What you return should match every record exactly, with the images removed.

++++++++++

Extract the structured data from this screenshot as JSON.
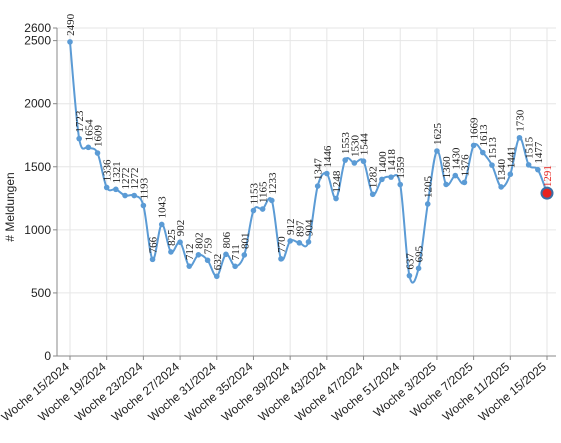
{
  "chart_data": {
    "type": "line",
    "title": "",
    "xlabel": "",
    "ylabel": "# Meldungen",
    "ylim": [
      0,
      2600
    ],
    "yticks": [
      0,
      500,
      1000,
      1500,
      2000,
      2500,
      2600
    ],
    "grid": true,
    "colors": {
      "line": "#5b9bd5",
      "highlight_fill": "#e8231f",
      "highlight_stroke": "#3a6ea5"
    },
    "x_tick_labels": [
      {
        "index": 0,
        "label": "Woche 15/2024"
      },
      {
        "index": 4,
        "label": "Woche 19/2024"
      },
      {
        "index": 8,
        "label": "Woche 23/2024"
      },
      {
        "index": 12,
        "label": "Woche 27/2024"
      },
      {
        "index": 16,
        "label": "Woche 31/2024"
      },
      {
        "index": 20,
        "label": "Woche 35/2024"
      },
      {
        "index": 24,
        "label": "Woche 39/2024"
      },
      {
        "index": 28,
        "label": "Woche 43/2024"
      },
      {
        "index": 32,
        "label": "Woche 47/2024"
      },
      {
        "index": 36,
        "label": "Woche 51/2024"
      },
      {
        "index": 40,
        "label": "Woche 3/2025"
      },
      {
        "index": 44,
        "label": "Woche 7/2025"
      },
      {
        "index": 48,
        "label": "Woche 11/2025"
      },
      {
        "index": 52,
        "label": "Woche 15/2025"
      }
    ],
    "series": [
      {
        "values": [
          2490,
          1723,
          1654,
          1609,
          1336,
          1321,
          1272,
          1272,
          1193,
          766,
          1043,
          825,
          902,
          712,
          802,
          759,
          632,
          806,
          711,
          801,
          1153,
          1165,
          1233,
          770,
          912,
          897,
          904,
          1347,
          1446,
          1248,
          1553,
          1530,
          1544,
          1282,
          1400,
          1418,
          1359,
          637,
          695,
          1205,
          1625,
          1360,
          1430,
          1376,
          1669,
          1613,
          1513,
          1340,
          1441,
          1730,
          1515,
          1477,
          1291
        ]
      }
    ],
    "highlight_index": 52
  }
}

++++++++++

The completed task ▸
Extract the structured data from this screenshot as JSON.
{
  "chart_data": {
    "type": "line",
    "title": "",
    "xlabel": "",
    "ylabel": "# Meldungen",
    "ylim": [
      0,
      2600
    ],
    "yticks": [
      0,
      500,
      1000,
      1500,
      2000,
      2500,
      2600
    ],
    "grid": true,
    "colors": {
      "line": "#5b9bd5",
      "highlight_fill": "#e8231f",
      "highlight_stroke": "#3a6ea5"
    },
    "x_tick_labels": [
      {
        "index": 0,
        "label": "Woche 15/2024"
      },
      {
        "index": 4,
        "label": "Woche 19/2024"
      },
      {
        "index": 8,
        "label": "Woche 23/2024"
      },
      {
        "index": 12,
        "label": "Woche 27/2024"
      },
      {
        "index": 16,
        "label": "Woche 31/2024"
      },
      {
        "index": 20,
        "label": "Woche 35/2024"
      },
      {
        "index": 24,
        "label": "Woche 39/2024"
      },
      {
        "index": 28,
        "label": "Woche 43/2024"
      },
      {
        "index": 32,
        "label": "Woche 47/2024"
      },
      {
        "index": 36,
        "label": "Woche 51/2024"
      },
      {
        "index": 40,
        "label": "Woche 3/2025"
      },
      {
        "index": 44,
        "label": "Woche 7/2025"
      },
      {
        "index": 48,
        "label": "Woche 11/2025"
      },
      {
        "index": 52,
        "label": "Woche 15/2025"
      }
    ],
    "series": [
      {
        "values": [
          2490,
          1723,
          1654,
          1609,
          1336,
          1321,
          1272,
          1272,
          1193,
          766,
          1043,
          825,
          902,
          712,
          802,
          759,
          632,
          806,
          711,
          801,
          1153,
          1165,
          1233,
          770,
          912,
          897,
          904,
          1347,
          1446,
          1248,
          1553,
          1530,
          1544,
          1282,
          1400,
          1418,
          1359,
          637,
          695,
          1205,
          1625,
          1360,
          1430,
          1376,
          1669,
          1613,
          1513,
          1340,
          1441,
          1730,
          1515,
          1477,
          1291
        ]
      }
    ],
    "highlight_index": 52
  }
}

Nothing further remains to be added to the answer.